Report how many lines hold the string "content". Give the number and nothing else.
-- START --
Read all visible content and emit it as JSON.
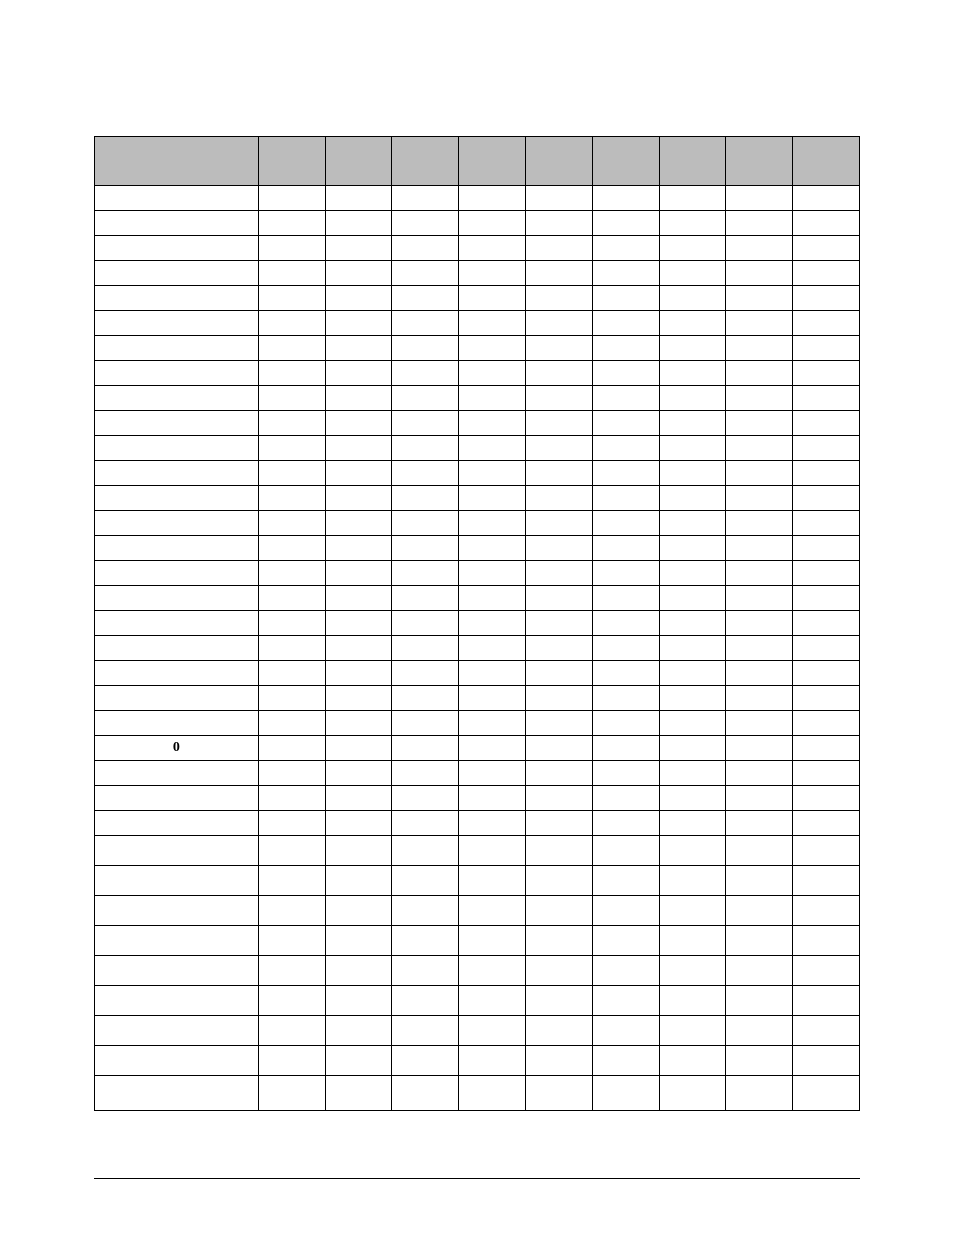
{
  "table": {
    "headers": [
      "",
      "",
      "",
      "",
      "",
      "",
      "",
      "",
      "",
      ""
    ],
    "rows": [
      [
        "",
        "",
        "",
        "",
        "",
        "",
        "",
        "",
        "",
        ""
      ],
      [
        "",
        "",
        "",
        "",
        "",
        "",
        "",
        "",
        "",
        ""
      ],
      [
        "",
        "",
        "",
        "",
        "",
        "",
        "",
        "",
        "",
        ""
      ],
      [
        "",
        "",
        "",
        "",
        "",
        "",
        "",
        "",
        "",
        ""
      ],
      [
        "",
        "",
        "",
        "",
        "",
        "",
        "",
        "",
        "",
        ""
      ],
      [
        "",
        "",
        "",
        "",
        "",
        "",
        "",
        "",
        "",
        ""
      ],
      [
        "",
        "",
        "",
        "",
        "",
        "",
        "",
        "",
        "",
        ""
      ],
      [
        "",
        "",
        "",
        "",
        "",
        "",
        "",
        "",
        "",
        ""
      ],
      [
        "",
        "",
        "",
        "",
        "",
        "",
        "",
        "",
        "",
        ""
      ],
      [
        "",
        "",
        "",
        "",
        "",
        "",
        "",
        "",
        "",
        ""
      ],
      [
        "",
        "",
        "",
        "",
        "",
        "",
        "",
        "",
        "",
        ""
      ],
      [
        "",
        "",
        "",
        "",
        "",
        "",
        "",
        "",
        "",
        ""
      ],
      [
        "",
        "",
        "",
        "",
        "",
        "",
        "",
        "",
        "",
        ""
      ],
      [
        "",
        "",
        "",
        "",
        "",
        "",
        "",
        "",
        "",
        ""
      ],
      [
        "",
        "",
        "",
        "",
        "",
        "",
        "",
        "",
        "",
        ""
      ],
      [
        "",
        "",
        "",
        "",
        "",
        "",
        "",
        "",
        "",
        ""
      ],
      [
        "",
        "",
        "",
        "",
        "",
        "",
        "",
        "",
        "",
        ""
      ],
      [
        "",
        "",
        "",
        "",
        "",
        "",
        "",
        "",
        "",
        ""
      ],
      [
        "",
        "",
        "",
        "",
        "",
        "",
        "",
        "",
        "",
        ""
      ],
      [
        "",
        "",
        "",
        "",
        "",
        "",
        "",
        "",
        "",
        ""
      ],
      [
        "",
        "",
        "",
        "",
        "",
        "",
        "",
        "",
        "",
        ""
      ],
      [
        "",
        "",
        "",
        "",
        "",
        "",
        "",
        "",
        "",
        ""
      ],
      [
        "0",
        "",
        "",
        "",
        "",
        "",
        "",
        "",
        "",
        ""
      ],
      [
        "",
        "",
        "",
        "",
        "",
        "",
        "",
        "",
        "",
        ""
      ],
      [
        "",
        "",
        "",
        "",
        "",
        "",
        "",
        "",
        "",
        ""
      ],
      [
        "",
        "",
        "",
        "",
        "",
        "",
        "",
        "",
        "",
        ""
      ],
      [
        "",
        "",
        "",
        "",
        "",
        "",
        "",
        "",
        "",
        ""
      ],
      [
        "",
        "",
        "",
        "",
        "",
        "",
        "",
        "",
        "",
        ""
      ],
      [
        "",
        "",
        "",
        "",
        "",
        "",
        "",
        "",
        "",
        ""
      ],
      [
        "",
        "",
        "",
        "",
        "",
        "",
        "",
        "",
        "",
        ""
      ],
      [
        "",
        "",
        "",
        "",
        "",
        "",
        "",
        "",
        "",
        ""
      ],
      [
        "",
        "",
        "",
        "",
        "",
        "",
        "",
        "",
        "",
        ""
      ],
      [
        "",
        "",
        "",
        "",
        "",
        "",
        "",
        "",
        "",
        ""
      ],
      [
        "",
        "",
        "",
        "",
        "",
        "",
        "",
        "",
        "",
        ""
      ],
      [
        "",
        "",
        "",
        "",
        "",
        "",
        "",
        "",
        "",
        ""
      ]
    ],
    "tall_rows": [
      26,
      27,
      28,
      29,
      30,
      31,
      32,
      33,
      34
    ],
    "xtall_row": 34
  }
}
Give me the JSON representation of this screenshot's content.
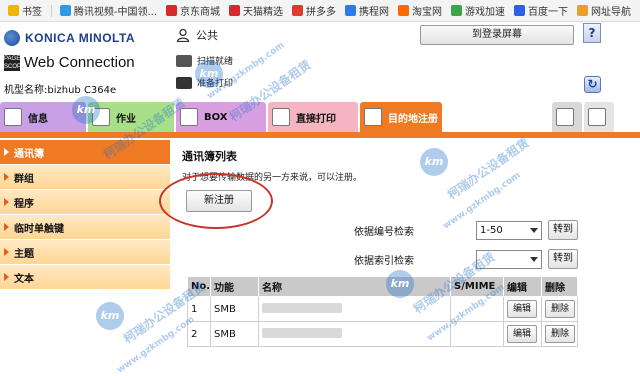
{
  "bookmarks": [
    {
      "label": "书签",
      "color": "#f1b600"
    },
    {
      "label": "腾讯视频-中国领...",
      "color": "#2e9be8"
    },
    {
      "label": "京东商城",
      "color": "#d62b2b"
    },
    {
      "label": "天猫精选",
      "color": "#d62b2b"
    },
    {
      "label": "拼多多",
      "color": "#e03a2e"
    },
    {
      "label": "携程网",
      "color": "#2e7be8"
    },
    {
      "label": "淘宝网",
      "color": "#ff6a00"
    },
    {
      "label": "游戏加速",
      "color": "#3aa84a"
    },
    {
      "label": "百度一下",
      "color": "#2e5fe8"
    },
    {
      "label": "网址导航",
      "color": "#e8a02e"
    }
  ],
  "header": {
    "brand": "KONICA MINOLTA",
    "pws_mark": "PAGE SCOPE",
    "pws": "Web Connection",
    "model": "机型名称:bizhub C364e",
    "user": "公共",
    "logout": "到登录屏幕",
    "help": "?",
    "status_scan": "扫描就绪",
    "status_print": "准备打印",
    "refresh": "↻"
  },
  "tabs": [
    {
      "label": "信息",
      "color": "#c8a0e6"
    },
    {
      "label": "作业",
      "color": "#a8e08a"
    },
    {
      "label": "BOX",
      "color": "#d8a0e0"
    },
    {
      "label": "直接打印",
      "color": "#f4b4c0"
    },
    {
      "label": "目的地注册",
      "color": "#f07a23"
    }
  ],
  "sidebar": {
    "items": [
      {
        "label": "通讯簿",
        "active": true
      },
      {
        "label": "群组",
        "active": false
      },
      {
        "label": "程序",
        "active": false
      },
      {
        "label": "临时单触键",
        "active": false
      },
      {
        "label": "主题",
        "active": false
      },
      {
        "label": "文本",
        "active": false
      }
    ]
  },
  "main": {
    "title": "通讯簿列表",
    "desc": "对于想要传输数据的另一方来说，可以注册。",
    "new_button": "新注册",
    "search_no": {
      "label": "依据编号检索",
      "value": "1-50",
      "go": "转到"
    },
    "search_idx": {
      "label": "依据索引检索",
      "value": "",
      "go": "转到"
    }
  },
  "table": {
    "headers": [
      "No.",
      "功能",
      "名称",
      "S/MIME",
      "编辑",
      "删除"
    ],
    "rows": [
      {
        "no": "1",
        "func": "SMB",
        "name": "",
        "smime": "",
        "edit": "编辑",
        "del": "删除"
      },
      {
        "no": "2",
        "func": "SMB",
        "name": "",
        "smime": "",
        "edit": "编辑",
        "del": "删除"
      }
    ]
  },
  "watermark": {
    "text": "柯瑞办公设备租赁",
    "url": "www.gzkmbg.com",
    "badge": "km"
  }
}
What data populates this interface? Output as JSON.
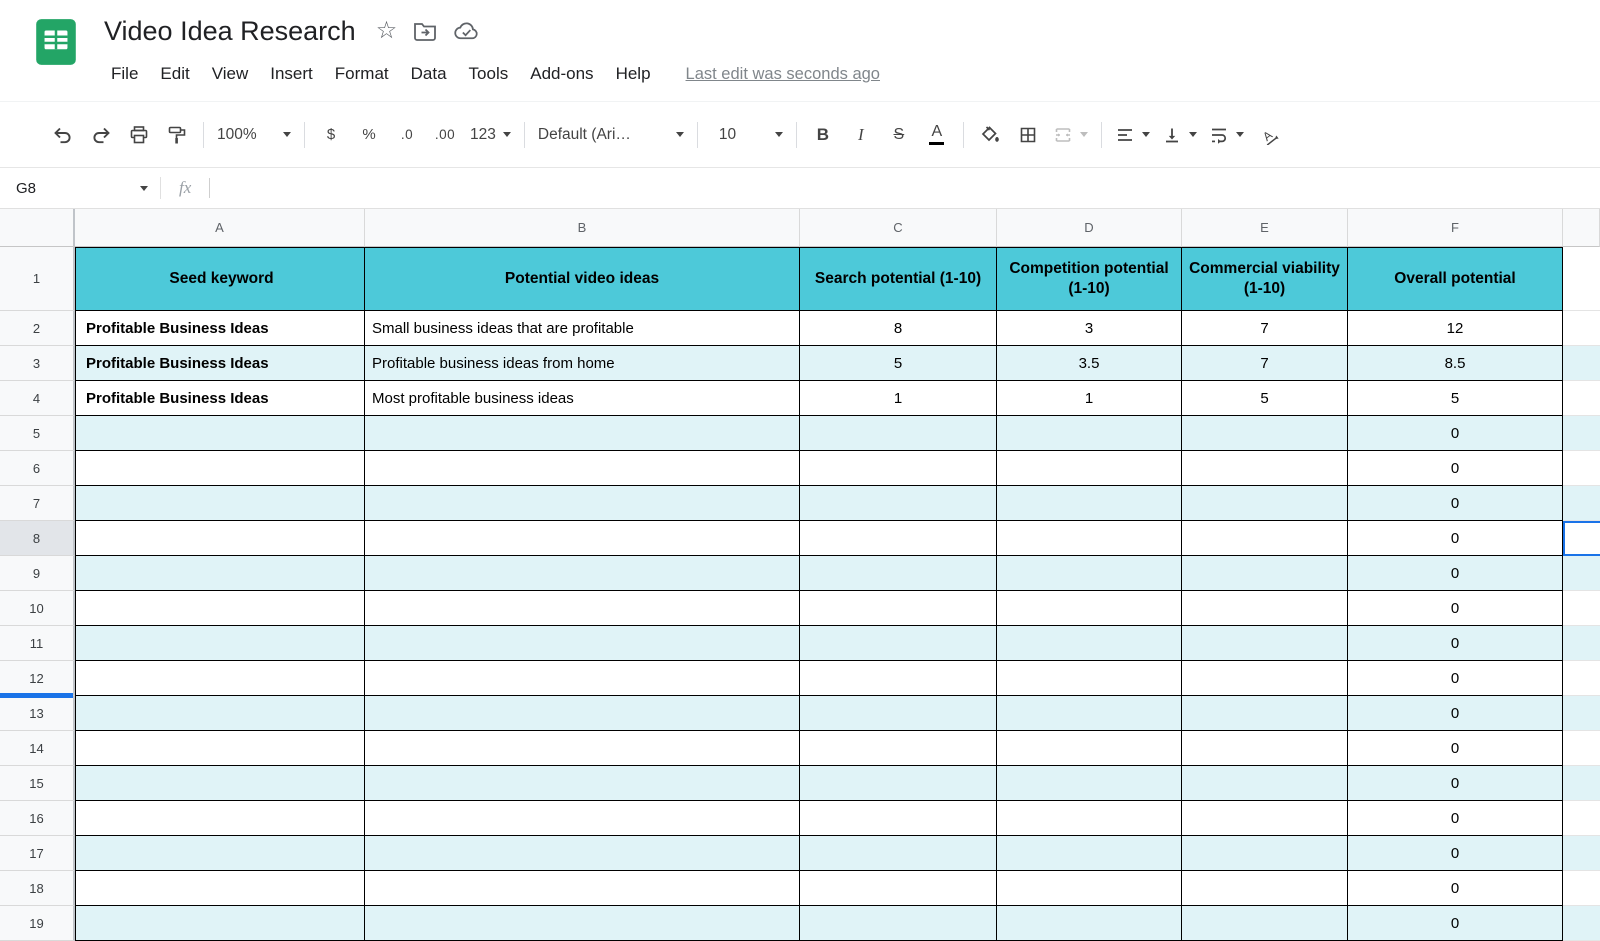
-- END --
> **RESULT OF THIS TASK**
2